§ **EXERCISE REQUIREMENTS**
Copy out everything from the very start of the material down to the line that contains "- humidity: Humidity: 88%: [316, 424, 440, 442]", including both of those lines, with no changes.

§ **DATASET RECORDS**
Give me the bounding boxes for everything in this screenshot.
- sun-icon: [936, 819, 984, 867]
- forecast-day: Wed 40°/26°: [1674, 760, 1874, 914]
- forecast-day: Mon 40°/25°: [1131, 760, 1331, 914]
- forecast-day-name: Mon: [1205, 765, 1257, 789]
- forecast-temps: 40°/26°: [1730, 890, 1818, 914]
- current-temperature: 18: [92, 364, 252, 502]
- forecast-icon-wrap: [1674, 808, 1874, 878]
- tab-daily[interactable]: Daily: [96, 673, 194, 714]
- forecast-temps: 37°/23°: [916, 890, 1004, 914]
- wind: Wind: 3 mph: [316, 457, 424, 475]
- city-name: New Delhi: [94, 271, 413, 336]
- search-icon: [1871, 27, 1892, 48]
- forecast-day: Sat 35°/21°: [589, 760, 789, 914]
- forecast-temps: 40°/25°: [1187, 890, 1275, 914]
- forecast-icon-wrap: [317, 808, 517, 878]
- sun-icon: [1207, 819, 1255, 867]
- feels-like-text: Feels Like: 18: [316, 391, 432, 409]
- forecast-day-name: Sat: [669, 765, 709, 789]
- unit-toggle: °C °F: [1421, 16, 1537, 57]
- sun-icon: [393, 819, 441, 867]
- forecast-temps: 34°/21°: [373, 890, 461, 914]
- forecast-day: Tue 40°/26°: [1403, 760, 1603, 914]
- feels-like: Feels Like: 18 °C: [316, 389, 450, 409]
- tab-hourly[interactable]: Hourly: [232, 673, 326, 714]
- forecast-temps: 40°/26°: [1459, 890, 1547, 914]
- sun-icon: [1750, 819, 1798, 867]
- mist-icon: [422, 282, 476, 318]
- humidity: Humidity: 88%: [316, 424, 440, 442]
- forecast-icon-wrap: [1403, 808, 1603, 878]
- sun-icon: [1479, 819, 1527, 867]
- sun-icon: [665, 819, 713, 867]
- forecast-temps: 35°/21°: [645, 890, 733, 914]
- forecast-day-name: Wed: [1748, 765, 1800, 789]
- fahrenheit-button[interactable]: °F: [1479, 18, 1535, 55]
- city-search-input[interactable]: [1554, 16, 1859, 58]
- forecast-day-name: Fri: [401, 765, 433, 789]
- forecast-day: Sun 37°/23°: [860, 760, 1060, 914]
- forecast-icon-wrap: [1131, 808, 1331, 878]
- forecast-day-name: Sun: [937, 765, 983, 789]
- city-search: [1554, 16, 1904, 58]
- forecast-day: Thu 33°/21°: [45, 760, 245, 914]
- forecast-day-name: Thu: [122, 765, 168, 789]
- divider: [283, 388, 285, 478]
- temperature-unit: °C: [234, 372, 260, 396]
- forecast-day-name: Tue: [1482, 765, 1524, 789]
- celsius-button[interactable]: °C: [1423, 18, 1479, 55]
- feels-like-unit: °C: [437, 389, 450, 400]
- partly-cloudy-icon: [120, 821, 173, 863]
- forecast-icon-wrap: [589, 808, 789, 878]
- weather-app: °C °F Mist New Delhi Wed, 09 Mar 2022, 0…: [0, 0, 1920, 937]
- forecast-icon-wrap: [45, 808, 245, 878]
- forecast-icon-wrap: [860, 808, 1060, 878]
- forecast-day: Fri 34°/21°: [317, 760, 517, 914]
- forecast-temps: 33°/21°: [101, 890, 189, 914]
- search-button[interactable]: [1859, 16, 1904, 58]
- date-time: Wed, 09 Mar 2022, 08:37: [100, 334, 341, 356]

§ **RESPONSE**
Give me the bounding boxes for everything in this screenshot.
- sun-icon: [936, 819, 984, 867]
- forecast-day: Wed 40°/26°: [1674, 760, 1874, 914]
- forecast-day: Mon 40°/25°: [1131, 760, 1331, 914]
- forecast-day-name: Mon: [1205, 765, 1257, 789]
- forecast-temps: 40°/26°: [1730, 890, 1818, 914]
- current-temperature: 18: [92, 364, 252, 502]
- forecast-icon-wrap: [1674, 808, 1874, 878]
- tab-daily[interactable]: Daily: [96, 673, 194, 714]
- forecast-temps: 37°/23°: [916, 890, 1004, 914]
- wind: Wind: 3 mph: [316, 457, 424, 475]
- city-name: New Delhi: [94, 271, 413, 336]
- search-icon: [1871, 27, 1892, 48]
- forecast-day: Sat 35°/21°: [589, 760, 789, 914]
- forecast-temps: 40°/25°: [1187, 890, 1275, 914]
- forecast-icon-wrap: [317, 808, 517, 878]
- sun-icon: [1207, 819, 1255, 867]
- feels-like-text: Feels Like: 18: [316, 391, 432, 409]
- forecast-day-name: Sat: [669, 765, 709, 789]
- unit-toggle: °C °F: [1421, 16, 1537, 57]
- sun-icon: [393, 819, 441, 867]
- forecast-temps: 34°/21°: [373, 890, 461, 914]
- forecast-day: Tue 40°/26°: [1403, 760, 1603, 914]
- feels-like: Feels Like: 18 °C: [316, 389, 450, 409]
- tab-hourly[interactable]: Hourly: [232, 673, 326, 714]
- forecast-temps: 40°/26°: [1459, 890, 1547, 914]
- sun-icon: [1750, 819, 1798, 867]
- mist-icon: [422, 282, 476, 318]
- humidity: Humidity: 88%: [316, 424, 440, 442]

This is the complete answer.